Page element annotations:
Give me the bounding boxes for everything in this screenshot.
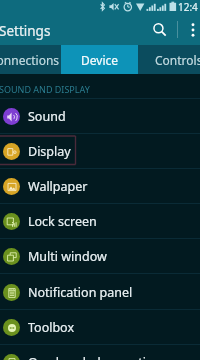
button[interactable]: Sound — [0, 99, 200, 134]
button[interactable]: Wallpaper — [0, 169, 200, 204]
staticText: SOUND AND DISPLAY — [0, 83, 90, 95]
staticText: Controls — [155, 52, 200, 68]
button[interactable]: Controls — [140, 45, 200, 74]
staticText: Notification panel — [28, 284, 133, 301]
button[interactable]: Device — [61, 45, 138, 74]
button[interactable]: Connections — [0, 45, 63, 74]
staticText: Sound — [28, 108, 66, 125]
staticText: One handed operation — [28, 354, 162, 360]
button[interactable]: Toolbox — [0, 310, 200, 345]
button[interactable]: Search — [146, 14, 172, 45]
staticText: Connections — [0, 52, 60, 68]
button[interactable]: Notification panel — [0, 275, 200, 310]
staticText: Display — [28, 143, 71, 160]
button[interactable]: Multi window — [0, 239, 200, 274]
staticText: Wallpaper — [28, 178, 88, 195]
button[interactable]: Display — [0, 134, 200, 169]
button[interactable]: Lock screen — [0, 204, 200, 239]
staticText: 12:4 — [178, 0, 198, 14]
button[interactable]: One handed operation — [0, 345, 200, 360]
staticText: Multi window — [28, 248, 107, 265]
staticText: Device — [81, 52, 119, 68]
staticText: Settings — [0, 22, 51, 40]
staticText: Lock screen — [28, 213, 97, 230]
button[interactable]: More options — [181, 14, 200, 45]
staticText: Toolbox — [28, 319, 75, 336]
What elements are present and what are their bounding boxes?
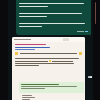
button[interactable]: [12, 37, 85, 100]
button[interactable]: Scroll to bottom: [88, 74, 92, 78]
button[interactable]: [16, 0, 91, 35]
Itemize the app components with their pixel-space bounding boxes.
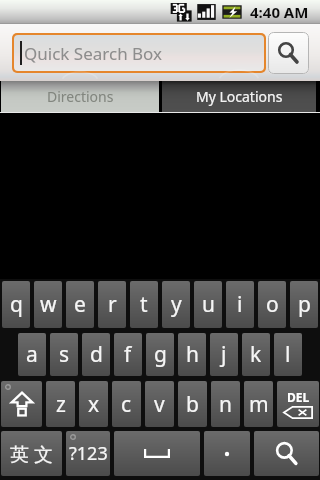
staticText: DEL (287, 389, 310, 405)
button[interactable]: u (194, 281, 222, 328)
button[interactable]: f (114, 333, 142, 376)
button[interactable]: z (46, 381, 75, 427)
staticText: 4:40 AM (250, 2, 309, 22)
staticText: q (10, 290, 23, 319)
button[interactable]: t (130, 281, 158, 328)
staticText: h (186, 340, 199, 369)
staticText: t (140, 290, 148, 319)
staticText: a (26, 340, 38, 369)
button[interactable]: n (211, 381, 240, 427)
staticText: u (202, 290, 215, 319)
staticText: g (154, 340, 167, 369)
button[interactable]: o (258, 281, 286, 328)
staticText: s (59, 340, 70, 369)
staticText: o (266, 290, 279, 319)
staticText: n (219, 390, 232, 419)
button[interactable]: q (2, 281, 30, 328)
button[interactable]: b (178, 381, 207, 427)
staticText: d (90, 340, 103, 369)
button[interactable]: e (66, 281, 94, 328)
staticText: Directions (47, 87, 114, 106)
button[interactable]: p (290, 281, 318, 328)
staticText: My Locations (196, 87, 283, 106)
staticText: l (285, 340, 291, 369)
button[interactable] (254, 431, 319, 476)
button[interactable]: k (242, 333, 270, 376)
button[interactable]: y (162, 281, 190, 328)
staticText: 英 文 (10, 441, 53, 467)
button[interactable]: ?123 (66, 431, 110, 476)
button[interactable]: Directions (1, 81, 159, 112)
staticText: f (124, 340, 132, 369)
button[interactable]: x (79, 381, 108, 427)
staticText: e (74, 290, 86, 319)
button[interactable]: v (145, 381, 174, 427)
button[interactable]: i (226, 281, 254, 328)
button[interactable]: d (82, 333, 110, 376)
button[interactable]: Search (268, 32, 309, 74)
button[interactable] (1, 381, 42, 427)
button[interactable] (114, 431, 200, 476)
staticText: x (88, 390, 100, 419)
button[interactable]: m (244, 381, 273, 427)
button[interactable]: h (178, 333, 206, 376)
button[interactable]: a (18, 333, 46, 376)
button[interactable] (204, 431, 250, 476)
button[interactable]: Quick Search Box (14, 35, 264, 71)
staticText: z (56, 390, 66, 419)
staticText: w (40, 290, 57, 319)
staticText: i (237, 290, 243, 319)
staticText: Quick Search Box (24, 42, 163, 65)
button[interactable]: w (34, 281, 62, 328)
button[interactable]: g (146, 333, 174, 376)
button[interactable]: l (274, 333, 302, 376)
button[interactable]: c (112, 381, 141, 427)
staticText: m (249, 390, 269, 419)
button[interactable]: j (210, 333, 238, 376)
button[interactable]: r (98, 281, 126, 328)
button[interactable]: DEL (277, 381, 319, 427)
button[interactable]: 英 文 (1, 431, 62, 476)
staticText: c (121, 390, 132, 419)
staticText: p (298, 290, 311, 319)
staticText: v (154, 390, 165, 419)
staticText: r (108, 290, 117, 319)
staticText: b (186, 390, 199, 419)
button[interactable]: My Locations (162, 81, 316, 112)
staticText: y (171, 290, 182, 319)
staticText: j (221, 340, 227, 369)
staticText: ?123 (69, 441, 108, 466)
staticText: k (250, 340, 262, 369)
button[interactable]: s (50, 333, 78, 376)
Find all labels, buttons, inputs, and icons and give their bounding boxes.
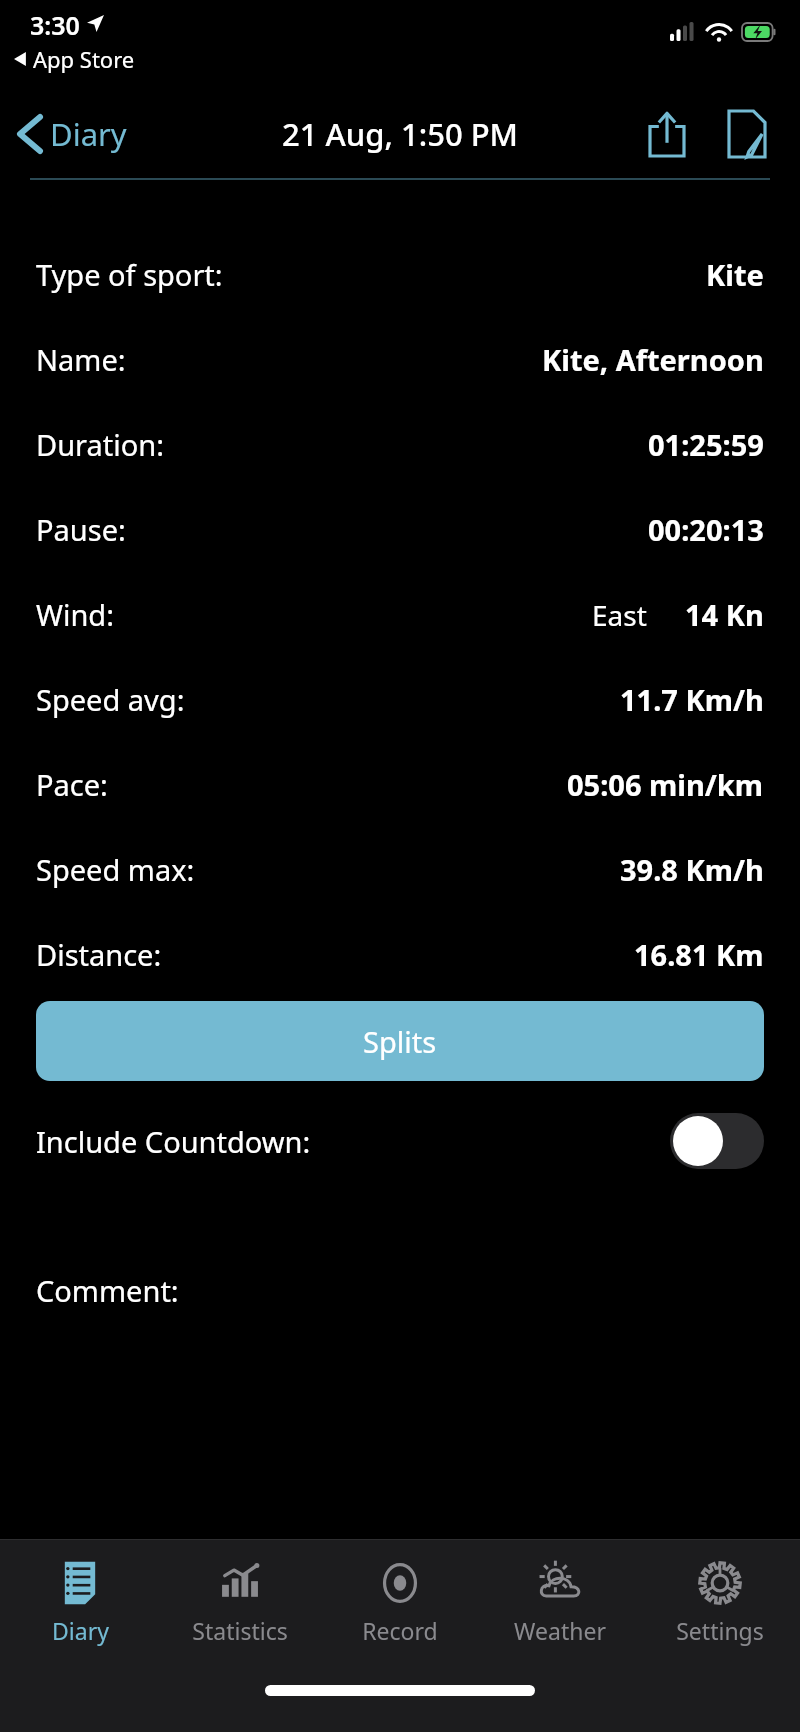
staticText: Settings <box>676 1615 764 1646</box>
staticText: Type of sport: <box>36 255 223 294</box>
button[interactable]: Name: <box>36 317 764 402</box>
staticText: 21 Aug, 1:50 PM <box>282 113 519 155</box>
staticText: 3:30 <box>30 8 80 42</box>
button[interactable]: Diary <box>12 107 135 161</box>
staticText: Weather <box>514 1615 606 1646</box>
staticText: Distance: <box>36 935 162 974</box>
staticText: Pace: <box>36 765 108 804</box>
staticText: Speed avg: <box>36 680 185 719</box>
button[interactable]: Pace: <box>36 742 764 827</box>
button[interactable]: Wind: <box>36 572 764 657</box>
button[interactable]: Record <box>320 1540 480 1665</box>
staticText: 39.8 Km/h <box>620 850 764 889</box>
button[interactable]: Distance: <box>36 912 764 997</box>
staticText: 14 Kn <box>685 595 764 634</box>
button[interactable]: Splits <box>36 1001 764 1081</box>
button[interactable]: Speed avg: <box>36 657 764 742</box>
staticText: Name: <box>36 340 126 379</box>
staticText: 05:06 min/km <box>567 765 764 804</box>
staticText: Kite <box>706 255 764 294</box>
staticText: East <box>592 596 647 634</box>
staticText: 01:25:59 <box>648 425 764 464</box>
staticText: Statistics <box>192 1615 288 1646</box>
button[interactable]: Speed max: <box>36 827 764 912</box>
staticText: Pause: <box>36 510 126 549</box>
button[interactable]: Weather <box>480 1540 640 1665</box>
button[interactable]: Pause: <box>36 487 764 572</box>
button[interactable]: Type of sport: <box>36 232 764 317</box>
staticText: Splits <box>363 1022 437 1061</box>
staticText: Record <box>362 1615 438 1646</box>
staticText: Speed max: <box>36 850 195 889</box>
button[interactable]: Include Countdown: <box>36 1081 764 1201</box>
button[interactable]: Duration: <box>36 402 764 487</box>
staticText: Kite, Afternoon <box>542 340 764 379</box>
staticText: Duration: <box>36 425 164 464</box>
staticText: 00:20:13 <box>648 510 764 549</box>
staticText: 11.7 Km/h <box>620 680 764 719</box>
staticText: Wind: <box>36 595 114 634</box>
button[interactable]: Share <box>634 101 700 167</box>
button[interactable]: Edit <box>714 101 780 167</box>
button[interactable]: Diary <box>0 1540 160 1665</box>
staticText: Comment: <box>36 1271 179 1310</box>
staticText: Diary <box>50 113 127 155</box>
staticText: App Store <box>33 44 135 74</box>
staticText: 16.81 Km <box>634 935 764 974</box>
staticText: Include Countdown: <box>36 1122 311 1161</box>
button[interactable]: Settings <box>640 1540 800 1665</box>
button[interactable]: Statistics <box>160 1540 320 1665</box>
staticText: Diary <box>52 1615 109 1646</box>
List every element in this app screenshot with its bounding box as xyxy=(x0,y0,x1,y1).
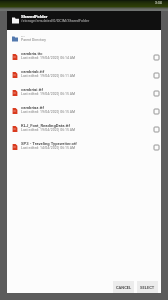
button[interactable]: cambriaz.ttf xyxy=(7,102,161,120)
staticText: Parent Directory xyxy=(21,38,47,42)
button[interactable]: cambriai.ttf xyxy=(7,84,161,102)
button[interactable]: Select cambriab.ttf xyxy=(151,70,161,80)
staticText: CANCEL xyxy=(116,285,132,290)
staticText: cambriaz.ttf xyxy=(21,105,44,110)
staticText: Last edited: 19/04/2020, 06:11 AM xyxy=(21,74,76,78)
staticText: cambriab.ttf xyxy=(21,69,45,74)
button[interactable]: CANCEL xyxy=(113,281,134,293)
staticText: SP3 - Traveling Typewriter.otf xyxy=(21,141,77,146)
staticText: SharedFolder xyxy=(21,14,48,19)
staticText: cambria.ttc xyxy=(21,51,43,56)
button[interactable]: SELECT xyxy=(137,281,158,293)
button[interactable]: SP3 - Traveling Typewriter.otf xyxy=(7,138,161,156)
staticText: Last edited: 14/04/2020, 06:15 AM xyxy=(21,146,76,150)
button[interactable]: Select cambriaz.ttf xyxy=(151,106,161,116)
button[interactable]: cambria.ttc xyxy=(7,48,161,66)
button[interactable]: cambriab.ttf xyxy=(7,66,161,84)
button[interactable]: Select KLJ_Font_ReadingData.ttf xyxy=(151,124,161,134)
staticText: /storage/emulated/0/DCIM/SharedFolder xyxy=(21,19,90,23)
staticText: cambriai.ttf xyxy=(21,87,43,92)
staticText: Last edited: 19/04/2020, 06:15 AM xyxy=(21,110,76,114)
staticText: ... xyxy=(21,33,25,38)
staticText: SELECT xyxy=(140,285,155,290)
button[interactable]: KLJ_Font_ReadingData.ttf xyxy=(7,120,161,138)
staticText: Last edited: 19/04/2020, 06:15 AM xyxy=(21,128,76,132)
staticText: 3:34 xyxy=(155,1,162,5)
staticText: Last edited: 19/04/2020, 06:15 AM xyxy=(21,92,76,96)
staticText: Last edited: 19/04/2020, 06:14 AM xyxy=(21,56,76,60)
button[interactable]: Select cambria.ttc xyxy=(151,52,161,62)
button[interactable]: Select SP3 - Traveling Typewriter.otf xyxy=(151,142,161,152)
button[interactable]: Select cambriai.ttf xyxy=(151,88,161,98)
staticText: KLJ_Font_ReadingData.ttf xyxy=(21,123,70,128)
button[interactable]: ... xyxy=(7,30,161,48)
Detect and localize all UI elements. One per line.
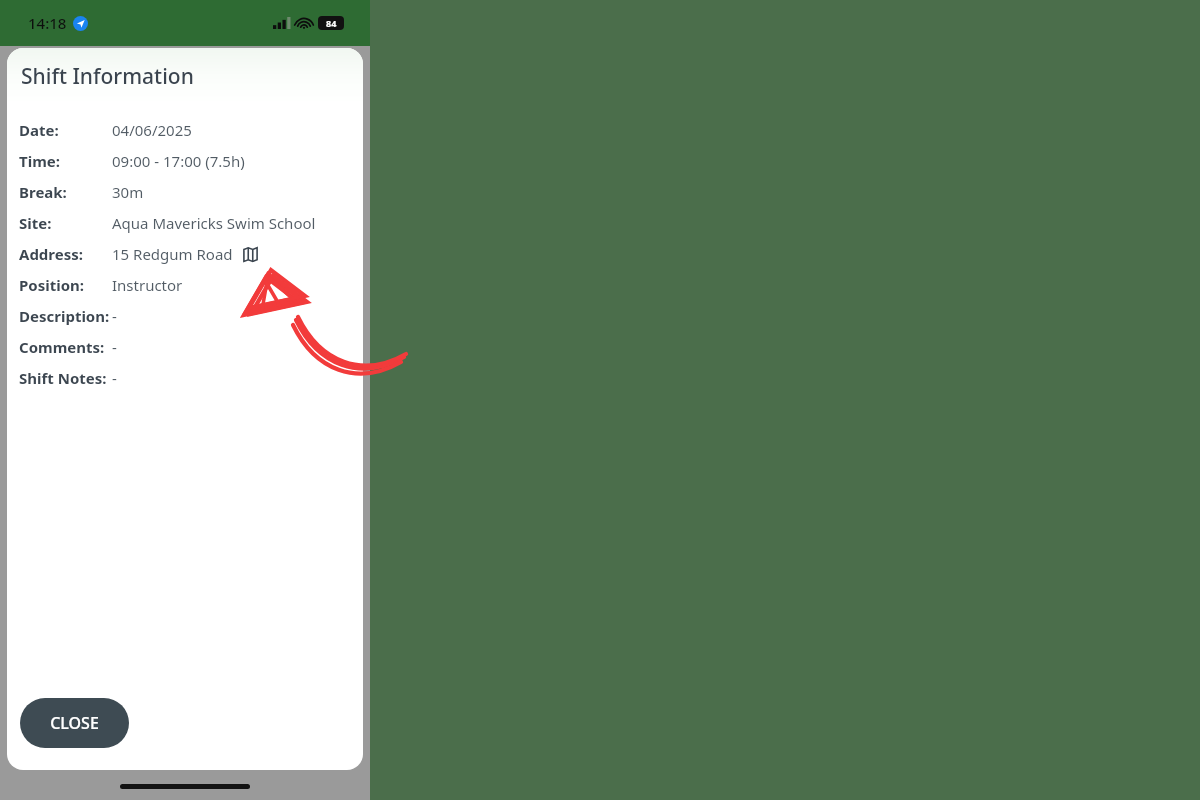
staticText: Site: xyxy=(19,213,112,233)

### TASK STATEMENT
Replace "Wallpaper" with "Background" in everything from the row containing "button[interactable]: Sound —" down to the row containing "button[interactable]: Toolbox —", and return those lines with nothing else changed.

### CORRECT RESPONSE
button[interactable]: Sound — [0, 99, 200, 134]
button[interactable]: Background — [0, 169, 200, 204]
staticText: SOUND AND DISPLAY — [0, 83, 90, 95]
staticText: Controls — [155, 52, 200, 68]
button[interactable]: Controls — [140, 45, 200, 74]
staticText: Notification panel — [28, 284, 133, 301]
button[interactable]: Device — [61, 45, 138, 74]
button[interactable]: Connections — [0, 45, 63, 74]
staticText: Sound — [28, 108, 66, 125]
staticText: One handed operation — [28, 354, 162, 360]
button[interactable]: Toolbox — [0, 310, 200, 345]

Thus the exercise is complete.